**REQUIREMENTS**
Report the count of lines below that include "back", without any other text.
:::
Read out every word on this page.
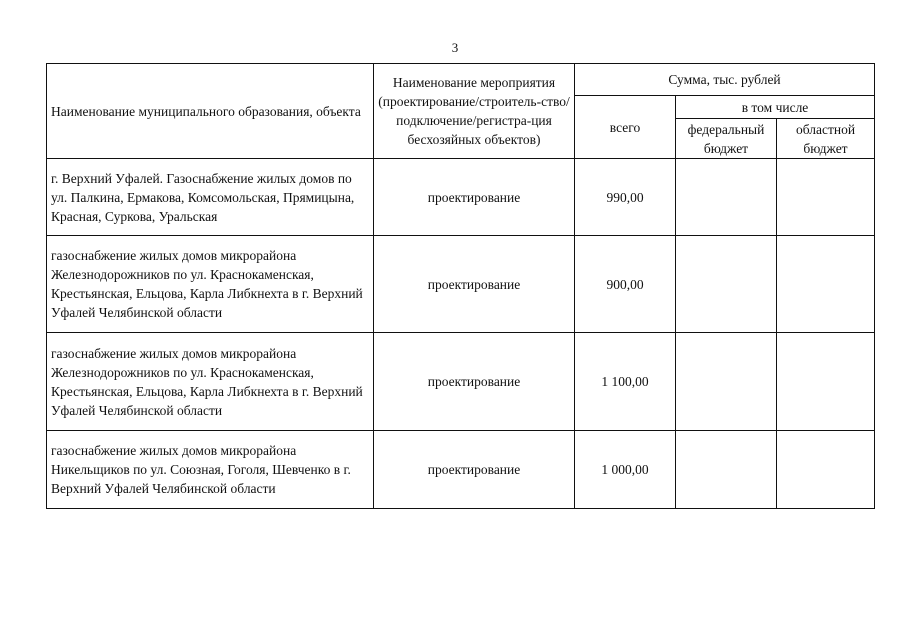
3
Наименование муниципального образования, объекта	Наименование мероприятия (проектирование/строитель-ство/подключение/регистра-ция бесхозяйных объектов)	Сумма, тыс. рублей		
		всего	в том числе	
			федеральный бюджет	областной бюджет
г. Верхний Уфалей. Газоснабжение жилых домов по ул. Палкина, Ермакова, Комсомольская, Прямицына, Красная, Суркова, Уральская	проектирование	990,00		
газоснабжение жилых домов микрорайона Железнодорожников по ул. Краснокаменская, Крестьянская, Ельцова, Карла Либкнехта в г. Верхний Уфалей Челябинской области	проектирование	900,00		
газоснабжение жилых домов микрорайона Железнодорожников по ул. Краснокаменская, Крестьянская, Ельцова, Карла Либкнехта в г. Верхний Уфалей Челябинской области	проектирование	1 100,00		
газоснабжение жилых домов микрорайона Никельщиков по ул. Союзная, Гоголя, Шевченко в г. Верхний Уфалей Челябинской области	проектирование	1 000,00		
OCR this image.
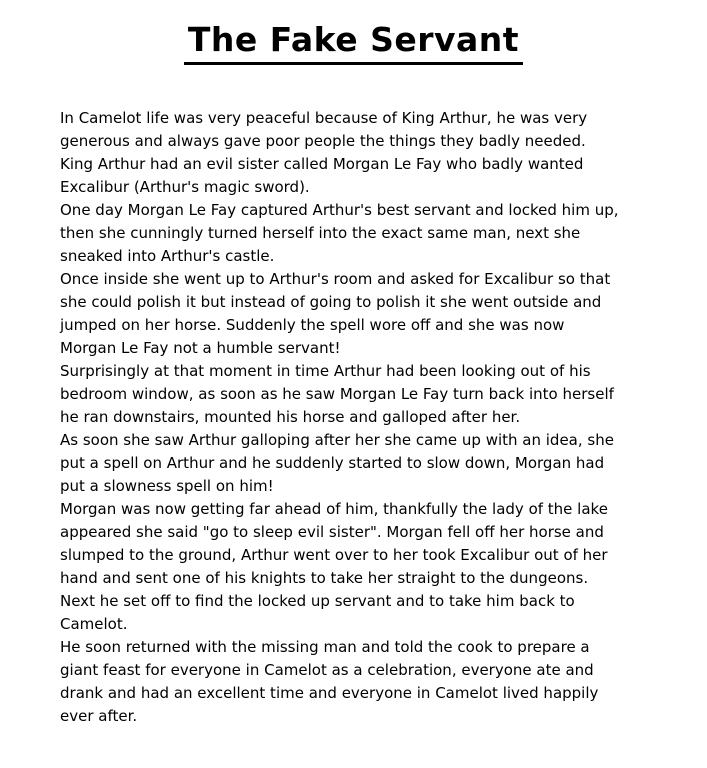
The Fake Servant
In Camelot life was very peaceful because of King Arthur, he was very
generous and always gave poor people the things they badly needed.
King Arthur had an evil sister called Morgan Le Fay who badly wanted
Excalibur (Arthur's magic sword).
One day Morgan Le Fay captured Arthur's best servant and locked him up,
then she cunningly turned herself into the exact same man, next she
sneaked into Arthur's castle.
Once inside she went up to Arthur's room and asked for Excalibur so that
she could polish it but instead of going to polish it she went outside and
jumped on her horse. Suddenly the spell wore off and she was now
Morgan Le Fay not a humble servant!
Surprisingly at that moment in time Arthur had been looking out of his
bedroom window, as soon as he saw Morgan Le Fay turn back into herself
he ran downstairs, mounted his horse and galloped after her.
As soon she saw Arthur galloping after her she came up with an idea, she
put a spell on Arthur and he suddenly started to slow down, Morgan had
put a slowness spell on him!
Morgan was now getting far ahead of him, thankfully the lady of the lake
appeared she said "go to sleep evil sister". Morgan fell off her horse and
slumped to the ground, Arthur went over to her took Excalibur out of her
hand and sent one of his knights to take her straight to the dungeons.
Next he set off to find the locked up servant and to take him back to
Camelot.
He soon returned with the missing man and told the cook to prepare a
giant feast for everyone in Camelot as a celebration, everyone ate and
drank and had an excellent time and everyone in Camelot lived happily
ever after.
:::
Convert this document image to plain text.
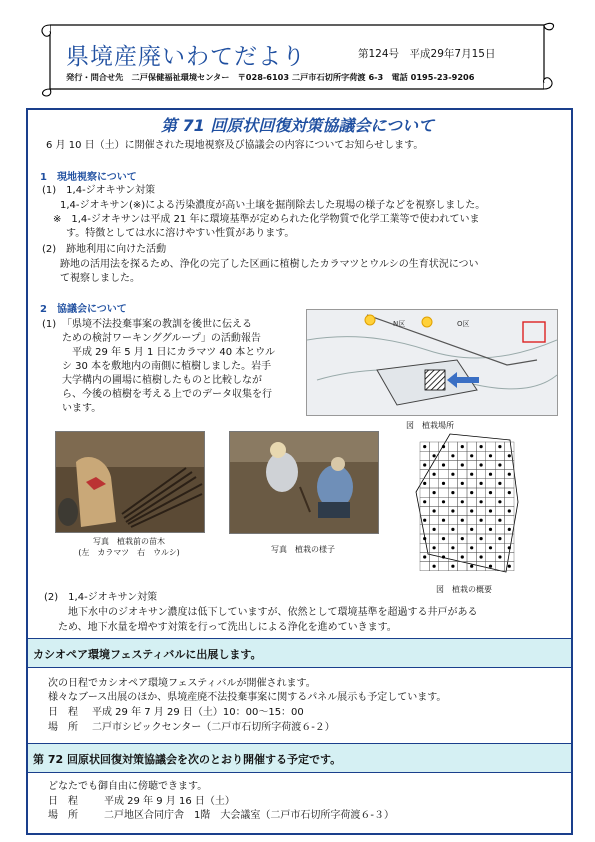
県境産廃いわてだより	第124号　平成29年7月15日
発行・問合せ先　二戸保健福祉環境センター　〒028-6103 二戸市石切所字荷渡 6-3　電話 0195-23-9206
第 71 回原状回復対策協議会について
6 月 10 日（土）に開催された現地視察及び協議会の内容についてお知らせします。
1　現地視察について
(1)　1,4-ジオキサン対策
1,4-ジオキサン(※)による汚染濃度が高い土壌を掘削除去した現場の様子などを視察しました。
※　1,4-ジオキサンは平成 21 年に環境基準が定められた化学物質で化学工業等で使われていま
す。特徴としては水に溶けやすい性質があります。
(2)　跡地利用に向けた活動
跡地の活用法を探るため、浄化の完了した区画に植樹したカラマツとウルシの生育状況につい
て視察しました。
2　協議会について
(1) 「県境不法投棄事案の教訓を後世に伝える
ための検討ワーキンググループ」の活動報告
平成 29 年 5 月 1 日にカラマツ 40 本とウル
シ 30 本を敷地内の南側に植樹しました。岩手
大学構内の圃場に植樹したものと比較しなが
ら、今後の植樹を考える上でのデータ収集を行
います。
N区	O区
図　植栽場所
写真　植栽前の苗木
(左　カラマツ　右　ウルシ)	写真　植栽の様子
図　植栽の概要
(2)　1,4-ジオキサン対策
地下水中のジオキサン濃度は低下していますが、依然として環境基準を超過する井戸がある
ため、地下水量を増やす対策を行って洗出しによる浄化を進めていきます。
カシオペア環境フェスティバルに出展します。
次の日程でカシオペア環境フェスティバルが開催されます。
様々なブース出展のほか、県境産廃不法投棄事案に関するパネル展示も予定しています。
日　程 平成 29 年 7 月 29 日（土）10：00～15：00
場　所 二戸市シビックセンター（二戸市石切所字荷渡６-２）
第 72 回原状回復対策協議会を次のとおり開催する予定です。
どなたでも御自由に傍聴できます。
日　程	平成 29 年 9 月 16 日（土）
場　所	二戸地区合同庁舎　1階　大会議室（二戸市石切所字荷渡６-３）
:::
**FINAL RESULT**
2